# START OF Data in this exercise
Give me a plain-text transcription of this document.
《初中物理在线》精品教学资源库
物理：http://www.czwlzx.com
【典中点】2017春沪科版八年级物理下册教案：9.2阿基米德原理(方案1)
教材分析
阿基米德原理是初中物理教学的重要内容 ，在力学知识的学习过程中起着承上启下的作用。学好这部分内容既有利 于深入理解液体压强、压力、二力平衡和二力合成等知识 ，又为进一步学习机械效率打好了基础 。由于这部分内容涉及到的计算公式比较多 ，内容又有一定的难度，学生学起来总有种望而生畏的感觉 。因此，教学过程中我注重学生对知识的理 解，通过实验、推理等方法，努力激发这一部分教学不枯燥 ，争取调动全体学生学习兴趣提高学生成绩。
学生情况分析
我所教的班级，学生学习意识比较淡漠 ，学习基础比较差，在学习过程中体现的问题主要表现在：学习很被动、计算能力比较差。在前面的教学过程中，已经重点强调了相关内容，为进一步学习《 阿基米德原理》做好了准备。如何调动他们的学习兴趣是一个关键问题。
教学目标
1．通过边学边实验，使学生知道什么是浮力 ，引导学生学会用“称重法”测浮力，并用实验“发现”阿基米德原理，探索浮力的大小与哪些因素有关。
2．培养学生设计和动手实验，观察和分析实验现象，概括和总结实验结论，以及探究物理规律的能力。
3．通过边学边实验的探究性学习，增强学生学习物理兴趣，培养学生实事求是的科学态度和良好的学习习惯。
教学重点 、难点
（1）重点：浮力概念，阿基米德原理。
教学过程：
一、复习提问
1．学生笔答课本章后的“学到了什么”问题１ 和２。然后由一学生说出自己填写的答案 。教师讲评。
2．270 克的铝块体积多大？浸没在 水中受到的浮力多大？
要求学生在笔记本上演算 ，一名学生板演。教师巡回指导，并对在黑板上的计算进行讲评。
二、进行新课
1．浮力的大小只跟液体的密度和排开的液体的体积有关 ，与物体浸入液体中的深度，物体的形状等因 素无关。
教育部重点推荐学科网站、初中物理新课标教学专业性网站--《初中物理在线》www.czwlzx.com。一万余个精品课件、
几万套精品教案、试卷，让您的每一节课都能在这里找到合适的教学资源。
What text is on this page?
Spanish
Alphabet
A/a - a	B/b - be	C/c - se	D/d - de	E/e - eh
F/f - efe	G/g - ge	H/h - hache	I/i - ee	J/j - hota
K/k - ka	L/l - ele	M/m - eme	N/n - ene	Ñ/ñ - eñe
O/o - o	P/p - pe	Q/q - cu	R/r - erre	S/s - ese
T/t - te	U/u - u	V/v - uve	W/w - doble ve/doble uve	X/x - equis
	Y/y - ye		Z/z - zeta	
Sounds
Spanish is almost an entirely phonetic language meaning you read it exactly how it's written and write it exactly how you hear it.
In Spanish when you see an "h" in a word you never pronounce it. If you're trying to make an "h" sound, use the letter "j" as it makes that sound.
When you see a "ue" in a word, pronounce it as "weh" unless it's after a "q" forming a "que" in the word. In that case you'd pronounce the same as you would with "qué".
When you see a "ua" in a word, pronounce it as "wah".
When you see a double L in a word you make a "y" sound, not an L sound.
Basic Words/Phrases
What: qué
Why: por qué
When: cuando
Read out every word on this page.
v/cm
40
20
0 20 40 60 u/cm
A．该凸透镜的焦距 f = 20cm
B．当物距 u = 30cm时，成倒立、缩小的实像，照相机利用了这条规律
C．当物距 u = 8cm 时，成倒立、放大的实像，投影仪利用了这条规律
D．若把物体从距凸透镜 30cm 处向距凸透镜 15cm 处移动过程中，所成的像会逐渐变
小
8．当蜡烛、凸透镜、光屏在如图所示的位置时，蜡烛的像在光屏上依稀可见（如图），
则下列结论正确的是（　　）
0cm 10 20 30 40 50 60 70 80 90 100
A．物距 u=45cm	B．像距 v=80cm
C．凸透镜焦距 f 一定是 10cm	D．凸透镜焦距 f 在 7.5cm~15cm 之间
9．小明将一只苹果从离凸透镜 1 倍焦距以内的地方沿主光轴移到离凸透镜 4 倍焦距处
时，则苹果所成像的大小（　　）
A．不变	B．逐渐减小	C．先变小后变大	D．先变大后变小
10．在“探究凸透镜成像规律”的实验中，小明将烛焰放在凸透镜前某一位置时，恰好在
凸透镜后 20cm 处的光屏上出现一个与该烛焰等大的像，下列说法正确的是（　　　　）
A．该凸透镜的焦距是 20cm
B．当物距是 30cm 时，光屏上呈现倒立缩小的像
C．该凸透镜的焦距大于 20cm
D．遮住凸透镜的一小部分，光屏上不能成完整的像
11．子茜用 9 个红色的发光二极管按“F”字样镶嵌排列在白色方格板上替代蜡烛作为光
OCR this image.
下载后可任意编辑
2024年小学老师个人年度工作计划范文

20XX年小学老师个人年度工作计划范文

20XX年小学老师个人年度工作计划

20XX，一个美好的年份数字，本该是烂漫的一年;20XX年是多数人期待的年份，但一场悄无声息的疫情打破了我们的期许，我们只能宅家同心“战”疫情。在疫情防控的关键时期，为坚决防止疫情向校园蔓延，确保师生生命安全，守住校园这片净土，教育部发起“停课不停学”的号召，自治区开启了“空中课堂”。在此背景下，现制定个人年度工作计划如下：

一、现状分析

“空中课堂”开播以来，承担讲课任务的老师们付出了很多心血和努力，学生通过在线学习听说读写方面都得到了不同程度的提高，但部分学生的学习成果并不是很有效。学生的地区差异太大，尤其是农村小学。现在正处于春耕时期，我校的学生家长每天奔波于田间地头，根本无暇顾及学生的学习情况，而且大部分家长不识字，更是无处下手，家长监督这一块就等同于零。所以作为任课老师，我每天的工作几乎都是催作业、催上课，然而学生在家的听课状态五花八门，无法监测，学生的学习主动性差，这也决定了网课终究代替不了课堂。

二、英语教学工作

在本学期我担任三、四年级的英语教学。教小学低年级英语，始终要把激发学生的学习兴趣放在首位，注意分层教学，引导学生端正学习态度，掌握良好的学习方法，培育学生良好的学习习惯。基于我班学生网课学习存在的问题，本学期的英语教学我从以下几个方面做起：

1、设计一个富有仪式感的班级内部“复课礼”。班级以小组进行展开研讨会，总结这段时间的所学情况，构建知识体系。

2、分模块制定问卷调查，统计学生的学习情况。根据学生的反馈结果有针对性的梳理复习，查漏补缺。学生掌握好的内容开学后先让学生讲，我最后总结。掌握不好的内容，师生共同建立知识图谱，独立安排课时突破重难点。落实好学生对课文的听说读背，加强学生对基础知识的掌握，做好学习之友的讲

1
# END OF Data in this exercise
#### Problem description
Copy each line above where the string "make" occurs.

#### Answer for the task
In Spanish when you see an "h" in a word you never pronounce it. If you're trying to make an "h" sound, use the letter "j" as it makes that sound.
When you see a double L in a word you make a "y" sound, not an L sound.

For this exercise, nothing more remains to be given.